Figure out how many lines of the material below contain the word "درصد". Answer with the number only.

((

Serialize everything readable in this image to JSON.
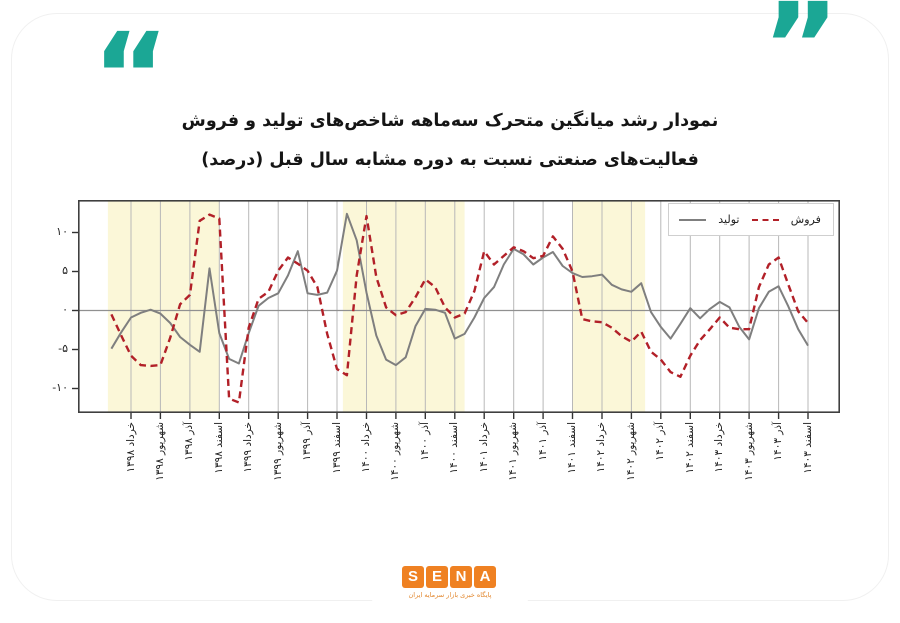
{
  "title": {
    "line1": "نمودار رشد میانگین متحرک سه‌ماهه شاخص‌های تولید و فروش",
    "line2": "فعالیت‌های صنعتی نسبت به دوره مشابه سال قبل (درصد)"
  },
  "colors": {
    "teal_quote": "#1ba795",
    "backing_gray": "#ececec",
    "production_gray": "#7f7f7f",
    "sales_red": "#b22028",
    "band_yellow": "#fbf7d8",
    "grid_gray": "#b8b8b8",
    "zero_line_gray": "#909090",
    "border_dark": "#3f3f3f",
    "logo_orange": "#ef8122"
  },
  "chart_data": {
    "type": "line",
    "title": "نمودار رشد میانگین متحرک سه‌ماهه شاخص‌های تولید و فروش فعالیت‌های صنعتی نسبت به دوره مشابه سال قبل (درصد)",
    "x_unit": "ماه (فروردین ۱۳۹۸ تا اسفند ۱۴۰۳)",
    "ylim": [
      -13.1,
      14.1
    ],
    "grid": true,
    "legend_position": "top-right",
    "band_color": "#fbf7d8",
    "tick_labels": [
      "خرداد ۱۳۹۸",
      "شهریور ۱۳۹۸",
      "آذر ۱۳۹۸",
      "اسفند ۱۳۹۸",
      "خرداد ۱۳۹۹",
      "شهریور ۱۳۹۹",
      "آذر ۱۳۹۹",
      "اسفند ۱۳۹۹",
      "خرداد ۱۴۰۰",
      "شهریور ۱۴۰۰",
      "آذر ۱۴۰۰",
      "اسفند ۱۴۰۰",
      "خرداد ۱۴۰۱",
      "شهریور ۱۴۰۱",
      "آذر ۱۴۰۱",
      "اسفند ۱۴۰۱",
      "خرداد ۱۴۰۲",
      "شهریور ۱۴۰۲",
      "آذر ۱۴۰۲",
      "اسفند ۱۴۰۲",
      "خرداد ۱۴۰۳",
      "شهریور ۱۴۰۳",
      "آذر ۱۴۰۳",
      "اسفند ۱۴۰۳"
    ],
    "y_ticks": [
      {
        "label": "۱۰",
        "value": 10
      },
      {
        "label": "۵",
        "value": 5
      },
      {
        "label": "۰",
        "value": 0
      },
      {
        "label": "-۵",
        "value": -5
      },
      {
        "label": "-۱۰",
        "value": -10
      }
    ],
    "highlight_bands": [
      {
        "from": -0.35,
        "to": 11.0
      },
      {
        "from": 23.6,
        "to": 36.0
      },
      {
        "from": 47.0,
        "to": 54.4
      }
    ],
    "series": [
      {
        "name": "تولید",
        "color": "#7f7f7f",
        "style": "solid",
        "values": [
          -4.9,
          -2.8,
          -0.9,
          -0.3,
          0.1,
          -0.4,
          -1.6,
          -3.4,
          -4.4,
          -5.3,
          5.4,
          -2.9,
          -6.2,
          -6.8,
          -2.9,
          0.6,
          1.6,
          2.2,
          4.5,
          7.6,
          2.2,
          2.0,
          2.3,
          5.1,
          12.4,
          9.0,
          2.3,
          -3.2,
          -6.3,
          -7.0,
          -6.0,
          -2.0,
          0.2,
          0.1,
          -0.3,
          -3.6,
          -3.0,
          -0.9,
          1.6,
          3.0,
          5.9,
          7.9,
          7.2,
          5.9,
          6.8,
          7.5,
          5.7,
          4.8,
          4.3,
          4.4,
          4.6,
          3.3,
          2.7,
          2.4,
          3.5,
          -0.2,
          -2.1,
          -3.6,
          -1.7,
          0.3,
          -1.0,
          0.2,
          1.1,
          0.4,
          -2.1,
          -3.7,
          0.3,
          2.4,
          3.1,
          0.5,
          -2.4,
          -4.5
        ]
      },
      {
        "name": "فروش",
        "color": "#b22028",
        "style": "dashed",
        "values": [
          -0.5,
          -3.2,
          -5.8,
          -7.0,
          -7.1,
          -7.0,
          -3.5,
          0.8,
          2.0,
          11.5,
          12.3,
          11.8,
          -11.3,
          -11.8,
          -2.2,
          1.5,
          2.4,
          5.1,
          6.8,
          6.0,
          5.1,
          3.0,
          -3.0,
          -7.5,
          -8.3,
          4.5,
          12.1,
          4.3,
          0.4,
          -0.6,
          -0.2,
          1.7,
          4.0,
          3.0,
          0.4,
          -0.9,
          -0.4,
          2.5,
          7.6,
          5.9,
          7.0,
          8.1,
          7.6,
          6.7,
          7.0,
          9.5,
          7.9,
          5.0,
          -1.1,
          -1.4,
          -1.5,
          -2.2,
          -3.3,
          -4.0,
          -2.7,
          -5.3,
          -6.3,
          -7.9,
          -8.5,
          -5.8,
          -3.8,
          -2.4,
          -0.9,
          -2.2,
          -2.4,
          -2.4,
          3.0,
          5.9,
          6.8,
          3.3,
          -0.1,
          -1.6
        ]
      }
    ]
  },
  "quotes": {
    "open": "“",
    "close": "”"
  },
  "footer": {
    "logo_letters": [
      "S",
      "E",
      "N",
      "A"
    ],
    "caption": "پایگاه خبری بازار سرمایه ایران"
  }
}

))

» **THE SOLUTION**:
2